== Text passage ==
GASB 63 and 65 (Deferred Outflows and Deferred Inflows) – A Summary

It’s time to pay closer attention to two standards issued by the Governmental Accounting Standards Board (GASB):

  • Statement No. 63 – Financial Reporting of Deferred Outflows of Resources, Deferred Inflows of Resources, and Net Position
  • Statement No. 65 – Items Previously Reported as Assets and Liabilities

What are the effective dates for Statements 63 and 65?

  • GASBS 63 is effective for periods beginning after December 15, 2011; earlier application encouraged
  • GASBS 65 is effective for periods beginning after December 15, 2012; earlier application encouraged

It is best to implement GASBS 63 and 65 at the same time.

What is the purpose of these changes?

To put it succinctly, GASB is using one of its conceptual statements (specifically Concepts Statement 4) to make revisions to reporting requirements (to include deferred outflows and deferred inflows).

Prior to GASBS 63 and 65, debit balances were reported on the statement of net position (balance sheet) as assets; similarly, all non-equity credits were reported as liabilities. The new standards add deferred outflows and deferred inflows to the mix.
===
== Given data ==
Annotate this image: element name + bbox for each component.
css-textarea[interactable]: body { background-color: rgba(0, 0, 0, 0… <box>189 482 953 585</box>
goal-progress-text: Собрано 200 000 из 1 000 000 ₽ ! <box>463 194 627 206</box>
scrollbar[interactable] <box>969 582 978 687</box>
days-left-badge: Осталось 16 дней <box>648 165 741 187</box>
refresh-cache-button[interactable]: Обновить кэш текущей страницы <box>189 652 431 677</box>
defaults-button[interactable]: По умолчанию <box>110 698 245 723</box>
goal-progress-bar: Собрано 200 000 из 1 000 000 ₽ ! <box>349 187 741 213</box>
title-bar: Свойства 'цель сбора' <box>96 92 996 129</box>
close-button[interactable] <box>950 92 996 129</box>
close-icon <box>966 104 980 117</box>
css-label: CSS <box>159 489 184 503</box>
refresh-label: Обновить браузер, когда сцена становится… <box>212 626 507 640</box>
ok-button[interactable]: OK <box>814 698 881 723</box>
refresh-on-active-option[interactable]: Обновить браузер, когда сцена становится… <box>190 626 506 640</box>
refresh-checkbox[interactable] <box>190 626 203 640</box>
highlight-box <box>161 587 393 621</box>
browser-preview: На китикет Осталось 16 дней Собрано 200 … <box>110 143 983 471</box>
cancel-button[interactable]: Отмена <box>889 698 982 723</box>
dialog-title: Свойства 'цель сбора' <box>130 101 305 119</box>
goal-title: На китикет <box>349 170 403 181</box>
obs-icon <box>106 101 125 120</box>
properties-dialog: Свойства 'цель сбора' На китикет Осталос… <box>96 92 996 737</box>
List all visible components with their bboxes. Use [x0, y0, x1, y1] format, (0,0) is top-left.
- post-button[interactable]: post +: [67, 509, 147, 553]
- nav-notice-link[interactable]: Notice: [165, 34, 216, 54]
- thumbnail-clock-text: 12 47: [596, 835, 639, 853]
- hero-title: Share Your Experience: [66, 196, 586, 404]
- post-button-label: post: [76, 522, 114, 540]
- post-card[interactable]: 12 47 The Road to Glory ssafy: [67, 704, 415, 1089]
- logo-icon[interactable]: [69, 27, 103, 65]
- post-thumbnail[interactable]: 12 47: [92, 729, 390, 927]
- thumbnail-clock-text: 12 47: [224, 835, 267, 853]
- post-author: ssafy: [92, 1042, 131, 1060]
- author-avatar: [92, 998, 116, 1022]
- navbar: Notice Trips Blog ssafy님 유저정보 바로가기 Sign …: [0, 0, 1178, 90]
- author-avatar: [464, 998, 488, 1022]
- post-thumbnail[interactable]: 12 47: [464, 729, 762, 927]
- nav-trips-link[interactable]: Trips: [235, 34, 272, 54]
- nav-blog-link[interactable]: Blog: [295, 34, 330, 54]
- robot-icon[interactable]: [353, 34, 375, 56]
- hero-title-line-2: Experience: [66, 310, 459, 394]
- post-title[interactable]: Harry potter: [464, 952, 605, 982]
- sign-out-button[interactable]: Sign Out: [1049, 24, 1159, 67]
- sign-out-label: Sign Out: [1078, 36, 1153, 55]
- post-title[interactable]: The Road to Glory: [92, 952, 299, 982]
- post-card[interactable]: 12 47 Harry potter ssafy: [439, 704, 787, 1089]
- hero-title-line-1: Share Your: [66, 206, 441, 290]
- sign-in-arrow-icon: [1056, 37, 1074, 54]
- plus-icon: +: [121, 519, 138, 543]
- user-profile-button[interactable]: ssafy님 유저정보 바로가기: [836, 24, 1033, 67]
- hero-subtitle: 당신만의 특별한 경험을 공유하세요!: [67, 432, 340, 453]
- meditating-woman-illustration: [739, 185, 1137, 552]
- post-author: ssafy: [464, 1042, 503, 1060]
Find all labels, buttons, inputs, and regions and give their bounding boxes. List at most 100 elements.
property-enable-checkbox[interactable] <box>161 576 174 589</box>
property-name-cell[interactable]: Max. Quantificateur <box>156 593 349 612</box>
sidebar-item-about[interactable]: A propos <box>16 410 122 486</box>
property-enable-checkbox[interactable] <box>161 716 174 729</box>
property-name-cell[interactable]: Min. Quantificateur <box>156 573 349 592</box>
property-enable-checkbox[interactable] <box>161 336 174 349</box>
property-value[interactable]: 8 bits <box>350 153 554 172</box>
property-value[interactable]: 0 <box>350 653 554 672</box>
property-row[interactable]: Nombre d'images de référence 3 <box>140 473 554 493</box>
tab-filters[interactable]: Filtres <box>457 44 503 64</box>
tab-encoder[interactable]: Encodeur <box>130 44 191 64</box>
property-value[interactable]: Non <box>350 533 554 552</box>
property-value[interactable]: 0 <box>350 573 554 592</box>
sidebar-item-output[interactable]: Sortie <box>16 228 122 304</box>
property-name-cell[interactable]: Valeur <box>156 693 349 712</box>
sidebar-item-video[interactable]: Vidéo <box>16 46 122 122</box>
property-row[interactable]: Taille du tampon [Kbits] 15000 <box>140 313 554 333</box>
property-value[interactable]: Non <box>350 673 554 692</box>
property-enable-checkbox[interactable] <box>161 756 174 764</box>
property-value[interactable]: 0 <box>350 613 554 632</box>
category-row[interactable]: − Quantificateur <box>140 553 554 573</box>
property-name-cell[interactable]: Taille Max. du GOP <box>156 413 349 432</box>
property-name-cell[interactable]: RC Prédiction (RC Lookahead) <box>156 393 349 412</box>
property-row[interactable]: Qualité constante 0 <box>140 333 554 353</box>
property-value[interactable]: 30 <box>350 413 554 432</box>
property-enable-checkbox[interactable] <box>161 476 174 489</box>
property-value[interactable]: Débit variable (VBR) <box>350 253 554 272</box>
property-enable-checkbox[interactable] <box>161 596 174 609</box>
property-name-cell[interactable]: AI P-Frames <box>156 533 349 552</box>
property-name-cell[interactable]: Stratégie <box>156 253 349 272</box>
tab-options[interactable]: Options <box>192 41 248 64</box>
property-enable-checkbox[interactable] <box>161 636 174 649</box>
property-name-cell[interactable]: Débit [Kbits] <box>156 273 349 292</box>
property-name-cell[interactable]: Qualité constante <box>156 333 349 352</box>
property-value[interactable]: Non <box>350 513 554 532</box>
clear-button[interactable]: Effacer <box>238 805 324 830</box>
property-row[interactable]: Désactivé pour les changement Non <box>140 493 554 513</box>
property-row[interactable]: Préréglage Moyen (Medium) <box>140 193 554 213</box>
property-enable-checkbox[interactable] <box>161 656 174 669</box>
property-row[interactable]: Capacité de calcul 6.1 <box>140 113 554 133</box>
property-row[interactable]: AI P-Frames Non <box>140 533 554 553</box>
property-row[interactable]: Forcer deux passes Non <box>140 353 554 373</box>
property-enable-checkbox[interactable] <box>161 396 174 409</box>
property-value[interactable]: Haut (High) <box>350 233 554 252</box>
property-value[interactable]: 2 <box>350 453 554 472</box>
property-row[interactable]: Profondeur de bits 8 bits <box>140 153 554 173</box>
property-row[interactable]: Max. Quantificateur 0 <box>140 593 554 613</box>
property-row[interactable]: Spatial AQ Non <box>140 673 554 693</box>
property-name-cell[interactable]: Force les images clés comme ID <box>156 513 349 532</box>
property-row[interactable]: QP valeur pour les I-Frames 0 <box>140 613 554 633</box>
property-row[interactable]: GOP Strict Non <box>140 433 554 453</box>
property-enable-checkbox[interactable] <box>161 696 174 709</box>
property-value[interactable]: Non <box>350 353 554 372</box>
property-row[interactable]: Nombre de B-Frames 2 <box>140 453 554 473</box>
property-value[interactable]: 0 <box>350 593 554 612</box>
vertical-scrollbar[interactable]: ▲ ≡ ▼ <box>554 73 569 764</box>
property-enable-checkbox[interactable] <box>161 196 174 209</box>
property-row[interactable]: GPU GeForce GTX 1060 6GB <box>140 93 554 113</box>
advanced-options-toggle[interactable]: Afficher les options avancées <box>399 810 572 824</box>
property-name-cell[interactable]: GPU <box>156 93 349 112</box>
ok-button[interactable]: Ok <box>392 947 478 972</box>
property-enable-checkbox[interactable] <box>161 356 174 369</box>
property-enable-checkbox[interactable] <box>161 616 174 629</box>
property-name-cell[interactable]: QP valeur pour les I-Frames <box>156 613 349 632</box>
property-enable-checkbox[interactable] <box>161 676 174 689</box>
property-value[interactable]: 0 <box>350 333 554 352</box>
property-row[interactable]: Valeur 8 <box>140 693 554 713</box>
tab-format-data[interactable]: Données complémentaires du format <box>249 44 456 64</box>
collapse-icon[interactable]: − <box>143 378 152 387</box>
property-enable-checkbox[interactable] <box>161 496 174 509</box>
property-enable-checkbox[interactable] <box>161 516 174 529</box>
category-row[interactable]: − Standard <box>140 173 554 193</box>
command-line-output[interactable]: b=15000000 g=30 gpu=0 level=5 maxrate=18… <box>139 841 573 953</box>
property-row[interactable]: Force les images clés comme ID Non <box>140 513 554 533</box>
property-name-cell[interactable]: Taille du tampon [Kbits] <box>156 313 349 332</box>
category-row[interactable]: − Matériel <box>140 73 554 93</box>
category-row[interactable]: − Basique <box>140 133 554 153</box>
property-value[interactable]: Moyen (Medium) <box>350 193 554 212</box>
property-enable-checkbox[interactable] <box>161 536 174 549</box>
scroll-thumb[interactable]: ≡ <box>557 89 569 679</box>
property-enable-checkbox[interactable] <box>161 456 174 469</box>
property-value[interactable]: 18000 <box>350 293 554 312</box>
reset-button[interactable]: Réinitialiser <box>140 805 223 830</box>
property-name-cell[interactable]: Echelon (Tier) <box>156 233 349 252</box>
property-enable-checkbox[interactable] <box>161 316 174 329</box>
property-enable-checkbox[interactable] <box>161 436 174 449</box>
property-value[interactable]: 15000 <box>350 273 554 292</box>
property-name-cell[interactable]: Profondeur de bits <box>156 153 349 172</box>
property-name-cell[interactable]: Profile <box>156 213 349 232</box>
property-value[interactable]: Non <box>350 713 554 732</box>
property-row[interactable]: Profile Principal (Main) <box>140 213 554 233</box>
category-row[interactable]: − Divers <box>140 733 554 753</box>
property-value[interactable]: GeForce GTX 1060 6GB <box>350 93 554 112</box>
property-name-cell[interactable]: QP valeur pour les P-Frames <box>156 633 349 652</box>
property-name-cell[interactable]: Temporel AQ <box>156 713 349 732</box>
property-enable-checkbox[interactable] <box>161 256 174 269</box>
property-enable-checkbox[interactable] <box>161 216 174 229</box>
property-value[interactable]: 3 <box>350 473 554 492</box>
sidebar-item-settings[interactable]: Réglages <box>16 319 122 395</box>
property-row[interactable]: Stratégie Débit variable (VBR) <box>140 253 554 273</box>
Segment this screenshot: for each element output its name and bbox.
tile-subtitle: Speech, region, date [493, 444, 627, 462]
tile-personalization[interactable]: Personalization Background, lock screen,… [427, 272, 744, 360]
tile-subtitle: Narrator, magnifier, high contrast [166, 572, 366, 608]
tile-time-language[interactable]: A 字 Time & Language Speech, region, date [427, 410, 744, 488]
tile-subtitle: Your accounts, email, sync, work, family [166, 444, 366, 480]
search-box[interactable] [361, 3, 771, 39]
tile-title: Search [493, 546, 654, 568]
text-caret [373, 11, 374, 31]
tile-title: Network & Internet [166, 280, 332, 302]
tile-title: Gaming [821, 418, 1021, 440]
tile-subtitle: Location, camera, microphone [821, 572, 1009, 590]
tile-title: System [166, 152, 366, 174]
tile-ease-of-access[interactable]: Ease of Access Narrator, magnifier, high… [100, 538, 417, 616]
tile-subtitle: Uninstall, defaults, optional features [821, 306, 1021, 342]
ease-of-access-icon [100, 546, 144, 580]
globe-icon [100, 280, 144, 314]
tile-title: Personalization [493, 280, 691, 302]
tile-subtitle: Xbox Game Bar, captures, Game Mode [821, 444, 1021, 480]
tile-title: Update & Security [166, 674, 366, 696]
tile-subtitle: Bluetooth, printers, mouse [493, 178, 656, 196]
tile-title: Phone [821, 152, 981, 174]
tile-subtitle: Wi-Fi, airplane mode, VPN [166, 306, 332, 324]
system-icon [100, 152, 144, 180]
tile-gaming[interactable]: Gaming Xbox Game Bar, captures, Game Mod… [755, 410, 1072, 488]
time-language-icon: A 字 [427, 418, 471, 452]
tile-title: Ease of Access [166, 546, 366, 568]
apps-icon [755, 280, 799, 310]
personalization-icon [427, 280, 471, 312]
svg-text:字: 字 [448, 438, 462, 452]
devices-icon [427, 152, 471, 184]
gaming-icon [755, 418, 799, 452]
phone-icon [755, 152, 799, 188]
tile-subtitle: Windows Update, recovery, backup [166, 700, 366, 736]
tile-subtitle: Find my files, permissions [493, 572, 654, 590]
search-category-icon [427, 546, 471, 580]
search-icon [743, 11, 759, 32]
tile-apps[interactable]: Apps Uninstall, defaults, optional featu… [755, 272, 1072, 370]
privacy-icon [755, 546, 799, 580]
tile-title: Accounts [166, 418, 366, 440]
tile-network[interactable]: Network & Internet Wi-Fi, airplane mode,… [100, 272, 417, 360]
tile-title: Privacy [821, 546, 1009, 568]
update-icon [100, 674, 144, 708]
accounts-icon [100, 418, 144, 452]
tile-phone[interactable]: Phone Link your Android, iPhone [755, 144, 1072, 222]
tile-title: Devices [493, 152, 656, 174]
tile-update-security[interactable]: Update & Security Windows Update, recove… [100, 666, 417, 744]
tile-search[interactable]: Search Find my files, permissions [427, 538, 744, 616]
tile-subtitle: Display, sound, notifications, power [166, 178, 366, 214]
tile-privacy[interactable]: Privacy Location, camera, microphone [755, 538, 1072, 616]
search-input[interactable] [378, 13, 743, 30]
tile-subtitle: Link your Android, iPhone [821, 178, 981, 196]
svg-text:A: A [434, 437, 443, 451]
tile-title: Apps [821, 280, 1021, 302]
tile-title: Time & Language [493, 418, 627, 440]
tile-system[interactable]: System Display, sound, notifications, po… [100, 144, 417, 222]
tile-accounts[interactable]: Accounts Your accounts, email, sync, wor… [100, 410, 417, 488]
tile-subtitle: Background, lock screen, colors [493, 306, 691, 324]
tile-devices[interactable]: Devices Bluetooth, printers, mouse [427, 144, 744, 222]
===
* Exercise set *
- 1) In the records, starting with the first line and going on through the line with "- logo-icon[interactable]: [69, 27, 103, 65]", substitute "banner-title" for "hero-title" and leave everything else unchanged. Give only those lines.
- 2) Pick up the summary of GASB Statements 63 and 65 after its last sentence and continue it.
The text and the records are separate, unrelated material.

* Task results *
- 1)
Annotate this image: element name + bbox for each component.
css-textarea[interactable]: body { background-color: rgba(0, 0, 0, 0… <box>189 482 953 585</box>
goal-progress-text: Собрано 200 000 из 1 000 000 ₽ ! <box>463 194 627 206</box>
scrollbar[interactable] <box>969 582 978 687</box>
days-left-badge: Осталось 16 дней <box>648 165 741 187</box>
refresh-cache-button[interactable]: Обновить кэш текущей страницы <box>189 652 431 677</box>
defaults-button[interactable]: По умолчанию <box>110 698 245 723</box>
goal-progress-bar: Собрано 200 000 из 1 000 000 ₽ ! <box>349 187 741 213</box>
title-bar: Свойства 'цель сбора' <box>96 92 996 129</box>
close-button[interactable] <box>950 92 996 129</box>
close-icon <box>966 104 980 117</box>
css-label: CSS <box>159 489 184 503</box>
refresh-label: Обновить браузер, когда сцена становится… <box>212 626 507 640</box>
ok-button[interactable]: OK <box>814 698 881 723</box>
refresh-on-active-option[interactable]: Обновить браузер, когда сцена становится… <box>190 626 506 640</box>
refresh-checkbox[interactable] <box>190 626 203 640</box>
highlight-box <box>161 587 393 621</box>
browser-preview: На китикет Осталось 16 дней Собрано 200 … <box>110 143 983 471</box>
cancel-button[interactable]: Отмена <box>889 698 982 723</box>
dialog-title: Свойства 'цель сбора' <box>130 101 305 119</box>
goal-title: На китикет <box>349 170 403 181</box>
obs-icon <box>106 101 125 120</box>
properties-dialog: Свойства 'цель сбора' На китикет Осталос… <box>96 92 996 737</box>
List all visible components with their bboxes. Use [x0, y0, x1, y1] format, (0,0) is top-left.
- post-button[interactable]: post +: [67, 509, 147, 553]
- nav-notice-link[interactable]: Notice: [165, 34, 216, 54]
- thumbnail-clock-text: 12 47: [596, 835, 639, 853]
- banner-title: Share Your Experience: [66, 196, 586, 404]
- post-button-label: post: [76, 522, 114, 540]
- post-card[interactable]: 12 47 The Road to Glory ssafy: [67, 704, 415, 1089]
- logo-icon[interactable]: [69, 27, 103, 65]

- 2)
All debit balances in the statement of net position will be reported as:

  • Assets
  • Deferred Outflows

Assets represent present service capacity to the government; deferred outflows (e.g., prepaid bond insurance) represent the consumption of net position applicable to future reporting periods.

Liabilities represent amounts to be paid; however, some amounts previously reported as liabilities (e.g., deferred property taxes) involve no future payment. Consequently, with the implementation of GASB 63, all non-equity credits in the statement of net position will be reported as:

  • Liabilities
  • Deferred Inflows

The difference in liabilities and deferred inflows is primarily resources that are going out and resources that are coming in. Liabilities normally represent a future surrender of resources; deferred inflows do not.

What are the main points of GASBS 63?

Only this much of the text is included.